Given data:
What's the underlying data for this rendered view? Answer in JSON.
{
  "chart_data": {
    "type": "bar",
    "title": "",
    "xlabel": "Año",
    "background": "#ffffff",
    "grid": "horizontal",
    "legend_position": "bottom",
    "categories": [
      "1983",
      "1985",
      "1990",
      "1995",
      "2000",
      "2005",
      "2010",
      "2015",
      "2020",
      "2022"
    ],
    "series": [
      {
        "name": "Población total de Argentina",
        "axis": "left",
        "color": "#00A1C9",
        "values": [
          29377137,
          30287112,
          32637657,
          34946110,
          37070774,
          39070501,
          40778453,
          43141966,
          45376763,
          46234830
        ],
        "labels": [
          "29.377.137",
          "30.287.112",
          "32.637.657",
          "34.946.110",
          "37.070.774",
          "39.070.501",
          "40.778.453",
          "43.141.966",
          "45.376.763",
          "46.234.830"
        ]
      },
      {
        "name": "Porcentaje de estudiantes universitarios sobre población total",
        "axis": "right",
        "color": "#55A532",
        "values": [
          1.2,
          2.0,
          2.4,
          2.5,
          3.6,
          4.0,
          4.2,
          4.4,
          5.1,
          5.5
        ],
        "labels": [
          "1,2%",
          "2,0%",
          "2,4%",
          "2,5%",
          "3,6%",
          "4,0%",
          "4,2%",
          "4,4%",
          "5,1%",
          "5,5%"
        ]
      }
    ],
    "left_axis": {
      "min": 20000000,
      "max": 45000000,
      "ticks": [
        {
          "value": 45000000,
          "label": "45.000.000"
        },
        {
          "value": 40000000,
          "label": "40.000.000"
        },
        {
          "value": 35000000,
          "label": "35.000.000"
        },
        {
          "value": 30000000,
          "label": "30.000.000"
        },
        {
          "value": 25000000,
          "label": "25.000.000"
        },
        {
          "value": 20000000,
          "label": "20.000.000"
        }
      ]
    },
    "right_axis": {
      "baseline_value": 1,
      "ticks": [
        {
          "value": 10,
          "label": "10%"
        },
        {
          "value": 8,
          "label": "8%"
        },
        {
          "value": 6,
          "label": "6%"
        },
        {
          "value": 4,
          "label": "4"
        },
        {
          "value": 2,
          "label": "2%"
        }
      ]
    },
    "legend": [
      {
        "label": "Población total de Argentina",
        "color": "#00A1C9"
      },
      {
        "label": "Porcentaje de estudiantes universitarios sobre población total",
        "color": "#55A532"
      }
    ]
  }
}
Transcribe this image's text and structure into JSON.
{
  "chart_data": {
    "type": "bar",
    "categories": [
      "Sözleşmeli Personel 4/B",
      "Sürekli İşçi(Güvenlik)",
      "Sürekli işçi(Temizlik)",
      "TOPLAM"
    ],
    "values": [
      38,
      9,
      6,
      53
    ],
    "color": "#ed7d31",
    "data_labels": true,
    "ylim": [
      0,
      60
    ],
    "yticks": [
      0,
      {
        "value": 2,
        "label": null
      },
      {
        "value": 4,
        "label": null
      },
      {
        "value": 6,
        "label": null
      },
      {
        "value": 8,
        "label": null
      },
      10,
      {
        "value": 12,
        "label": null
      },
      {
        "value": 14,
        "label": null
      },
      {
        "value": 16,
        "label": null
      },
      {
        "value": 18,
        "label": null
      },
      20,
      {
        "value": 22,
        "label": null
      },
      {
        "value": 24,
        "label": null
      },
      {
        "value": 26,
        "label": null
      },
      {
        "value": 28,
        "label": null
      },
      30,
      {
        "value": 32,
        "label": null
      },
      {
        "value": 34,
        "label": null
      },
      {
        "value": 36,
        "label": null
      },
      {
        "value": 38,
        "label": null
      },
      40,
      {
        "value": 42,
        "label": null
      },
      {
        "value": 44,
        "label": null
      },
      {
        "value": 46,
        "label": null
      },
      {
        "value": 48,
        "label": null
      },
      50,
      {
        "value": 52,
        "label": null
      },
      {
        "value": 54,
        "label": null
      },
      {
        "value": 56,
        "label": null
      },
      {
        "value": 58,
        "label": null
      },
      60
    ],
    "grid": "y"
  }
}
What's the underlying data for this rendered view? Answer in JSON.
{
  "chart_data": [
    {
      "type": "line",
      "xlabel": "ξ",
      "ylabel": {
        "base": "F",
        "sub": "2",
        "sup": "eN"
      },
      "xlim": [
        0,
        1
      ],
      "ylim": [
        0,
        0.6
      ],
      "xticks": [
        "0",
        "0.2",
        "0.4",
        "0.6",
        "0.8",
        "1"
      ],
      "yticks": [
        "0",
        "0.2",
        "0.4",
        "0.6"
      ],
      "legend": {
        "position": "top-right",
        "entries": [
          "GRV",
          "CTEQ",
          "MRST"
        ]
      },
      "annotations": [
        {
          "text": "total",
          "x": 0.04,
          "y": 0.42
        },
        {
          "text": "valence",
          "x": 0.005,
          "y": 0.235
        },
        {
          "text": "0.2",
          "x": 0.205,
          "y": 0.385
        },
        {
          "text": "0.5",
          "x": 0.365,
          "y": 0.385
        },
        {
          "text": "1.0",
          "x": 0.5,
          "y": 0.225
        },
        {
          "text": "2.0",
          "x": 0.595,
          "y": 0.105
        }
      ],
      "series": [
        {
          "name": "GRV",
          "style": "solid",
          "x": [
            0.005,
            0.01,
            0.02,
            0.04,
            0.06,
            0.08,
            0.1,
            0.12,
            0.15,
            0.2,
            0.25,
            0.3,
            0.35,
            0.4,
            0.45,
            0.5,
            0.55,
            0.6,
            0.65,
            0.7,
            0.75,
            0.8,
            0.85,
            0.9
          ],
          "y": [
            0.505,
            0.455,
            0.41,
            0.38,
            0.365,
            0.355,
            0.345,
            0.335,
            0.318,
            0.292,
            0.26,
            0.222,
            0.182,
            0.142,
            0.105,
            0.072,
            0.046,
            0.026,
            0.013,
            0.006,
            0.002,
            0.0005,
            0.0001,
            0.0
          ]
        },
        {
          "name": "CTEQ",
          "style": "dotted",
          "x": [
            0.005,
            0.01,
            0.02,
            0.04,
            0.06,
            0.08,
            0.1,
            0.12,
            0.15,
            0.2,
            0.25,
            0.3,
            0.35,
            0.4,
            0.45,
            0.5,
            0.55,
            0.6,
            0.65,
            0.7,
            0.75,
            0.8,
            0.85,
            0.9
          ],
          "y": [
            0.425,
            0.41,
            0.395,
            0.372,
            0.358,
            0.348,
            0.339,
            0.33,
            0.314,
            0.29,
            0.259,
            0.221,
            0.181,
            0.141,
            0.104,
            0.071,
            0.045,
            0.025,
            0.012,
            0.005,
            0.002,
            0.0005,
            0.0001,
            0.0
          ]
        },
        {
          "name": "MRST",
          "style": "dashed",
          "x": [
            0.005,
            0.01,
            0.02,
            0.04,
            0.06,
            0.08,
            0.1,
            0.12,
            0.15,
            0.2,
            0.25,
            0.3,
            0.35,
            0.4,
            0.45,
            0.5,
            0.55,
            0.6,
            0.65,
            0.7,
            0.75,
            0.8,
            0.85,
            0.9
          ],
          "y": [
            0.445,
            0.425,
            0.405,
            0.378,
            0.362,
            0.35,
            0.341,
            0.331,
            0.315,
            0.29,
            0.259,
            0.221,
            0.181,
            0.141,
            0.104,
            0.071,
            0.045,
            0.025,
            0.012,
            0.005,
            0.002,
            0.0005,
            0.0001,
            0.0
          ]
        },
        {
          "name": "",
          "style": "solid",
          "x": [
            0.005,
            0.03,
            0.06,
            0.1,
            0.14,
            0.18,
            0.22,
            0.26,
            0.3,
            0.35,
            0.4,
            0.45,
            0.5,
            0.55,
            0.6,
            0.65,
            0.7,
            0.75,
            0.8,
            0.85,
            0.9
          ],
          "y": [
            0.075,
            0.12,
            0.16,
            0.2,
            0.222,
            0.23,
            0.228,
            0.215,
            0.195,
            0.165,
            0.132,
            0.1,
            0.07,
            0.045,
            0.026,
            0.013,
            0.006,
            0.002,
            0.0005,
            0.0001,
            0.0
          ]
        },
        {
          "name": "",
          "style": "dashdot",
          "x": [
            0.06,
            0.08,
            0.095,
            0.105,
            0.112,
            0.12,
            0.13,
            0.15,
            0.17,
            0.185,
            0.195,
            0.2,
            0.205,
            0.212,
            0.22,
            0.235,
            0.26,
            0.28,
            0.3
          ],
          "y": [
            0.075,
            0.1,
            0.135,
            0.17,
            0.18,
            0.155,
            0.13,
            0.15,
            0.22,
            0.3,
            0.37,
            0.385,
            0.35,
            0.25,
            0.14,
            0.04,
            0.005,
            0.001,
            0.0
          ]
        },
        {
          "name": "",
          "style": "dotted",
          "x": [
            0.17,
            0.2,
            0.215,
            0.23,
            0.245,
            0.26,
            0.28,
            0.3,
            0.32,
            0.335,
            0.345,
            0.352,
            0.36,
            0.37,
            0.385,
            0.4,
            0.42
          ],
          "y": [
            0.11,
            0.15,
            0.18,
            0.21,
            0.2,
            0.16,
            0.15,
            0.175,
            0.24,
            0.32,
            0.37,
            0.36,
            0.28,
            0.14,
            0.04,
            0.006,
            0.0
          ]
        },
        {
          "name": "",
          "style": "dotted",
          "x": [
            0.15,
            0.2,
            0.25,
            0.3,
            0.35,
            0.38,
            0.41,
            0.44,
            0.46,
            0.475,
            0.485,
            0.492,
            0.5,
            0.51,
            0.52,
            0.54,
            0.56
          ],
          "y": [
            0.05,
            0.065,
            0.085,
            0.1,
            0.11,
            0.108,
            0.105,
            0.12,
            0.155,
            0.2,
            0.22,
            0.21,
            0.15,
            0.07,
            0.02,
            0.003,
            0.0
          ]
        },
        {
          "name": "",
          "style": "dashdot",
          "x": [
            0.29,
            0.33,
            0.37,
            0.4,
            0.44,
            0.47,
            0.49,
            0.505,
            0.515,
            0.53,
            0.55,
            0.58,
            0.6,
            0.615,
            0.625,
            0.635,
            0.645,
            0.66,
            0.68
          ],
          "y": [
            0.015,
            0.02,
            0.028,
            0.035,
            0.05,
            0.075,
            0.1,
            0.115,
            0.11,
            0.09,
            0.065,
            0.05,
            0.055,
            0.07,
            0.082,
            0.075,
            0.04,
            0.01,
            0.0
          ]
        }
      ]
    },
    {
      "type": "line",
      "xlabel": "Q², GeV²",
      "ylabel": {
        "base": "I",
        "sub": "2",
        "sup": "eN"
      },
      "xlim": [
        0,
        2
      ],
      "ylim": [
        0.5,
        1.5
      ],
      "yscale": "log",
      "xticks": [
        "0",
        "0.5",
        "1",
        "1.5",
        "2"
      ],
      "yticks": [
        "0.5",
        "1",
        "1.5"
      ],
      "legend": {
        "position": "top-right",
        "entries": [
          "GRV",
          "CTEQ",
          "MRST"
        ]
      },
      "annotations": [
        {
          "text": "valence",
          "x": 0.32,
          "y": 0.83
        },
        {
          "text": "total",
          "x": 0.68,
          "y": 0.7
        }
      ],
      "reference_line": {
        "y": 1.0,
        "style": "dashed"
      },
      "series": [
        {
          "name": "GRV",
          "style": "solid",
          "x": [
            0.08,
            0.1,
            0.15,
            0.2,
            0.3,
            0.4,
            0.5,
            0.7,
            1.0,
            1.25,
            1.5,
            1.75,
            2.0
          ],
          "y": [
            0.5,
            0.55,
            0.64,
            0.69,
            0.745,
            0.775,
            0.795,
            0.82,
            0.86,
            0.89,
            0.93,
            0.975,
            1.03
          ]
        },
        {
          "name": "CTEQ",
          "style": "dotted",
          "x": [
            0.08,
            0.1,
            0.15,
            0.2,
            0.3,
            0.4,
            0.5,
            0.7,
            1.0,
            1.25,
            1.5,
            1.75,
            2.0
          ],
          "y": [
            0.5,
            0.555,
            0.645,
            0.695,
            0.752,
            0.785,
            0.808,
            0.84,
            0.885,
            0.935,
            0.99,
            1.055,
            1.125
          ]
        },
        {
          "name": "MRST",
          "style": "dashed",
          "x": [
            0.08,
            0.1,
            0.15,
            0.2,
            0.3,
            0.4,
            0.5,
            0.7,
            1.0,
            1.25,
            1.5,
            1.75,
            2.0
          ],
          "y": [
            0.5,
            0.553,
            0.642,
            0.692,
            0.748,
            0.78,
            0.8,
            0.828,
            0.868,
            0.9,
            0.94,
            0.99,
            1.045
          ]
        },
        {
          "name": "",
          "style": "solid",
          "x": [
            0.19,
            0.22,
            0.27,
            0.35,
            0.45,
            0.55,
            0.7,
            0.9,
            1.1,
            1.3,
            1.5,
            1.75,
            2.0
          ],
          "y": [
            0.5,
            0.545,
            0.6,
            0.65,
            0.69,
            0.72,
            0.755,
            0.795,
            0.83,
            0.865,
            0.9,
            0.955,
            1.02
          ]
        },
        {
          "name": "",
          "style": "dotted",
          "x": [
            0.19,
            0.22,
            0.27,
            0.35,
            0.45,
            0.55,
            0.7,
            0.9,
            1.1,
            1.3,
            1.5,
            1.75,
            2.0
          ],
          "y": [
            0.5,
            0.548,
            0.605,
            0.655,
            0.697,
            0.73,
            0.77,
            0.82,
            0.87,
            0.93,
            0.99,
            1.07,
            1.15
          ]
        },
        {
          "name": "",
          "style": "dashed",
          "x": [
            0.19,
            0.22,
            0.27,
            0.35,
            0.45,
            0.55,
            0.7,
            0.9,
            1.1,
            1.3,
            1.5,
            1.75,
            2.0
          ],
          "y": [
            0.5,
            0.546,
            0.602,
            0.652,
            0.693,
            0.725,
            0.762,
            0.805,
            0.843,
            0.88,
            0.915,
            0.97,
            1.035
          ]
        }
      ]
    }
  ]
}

Task details: Above are the records. Identify each line that contains the word "Sürekli".

Finished task:
      "Sürekli İşçi(Güvenlik)",
      "Sürekli işçi(Temizlik)",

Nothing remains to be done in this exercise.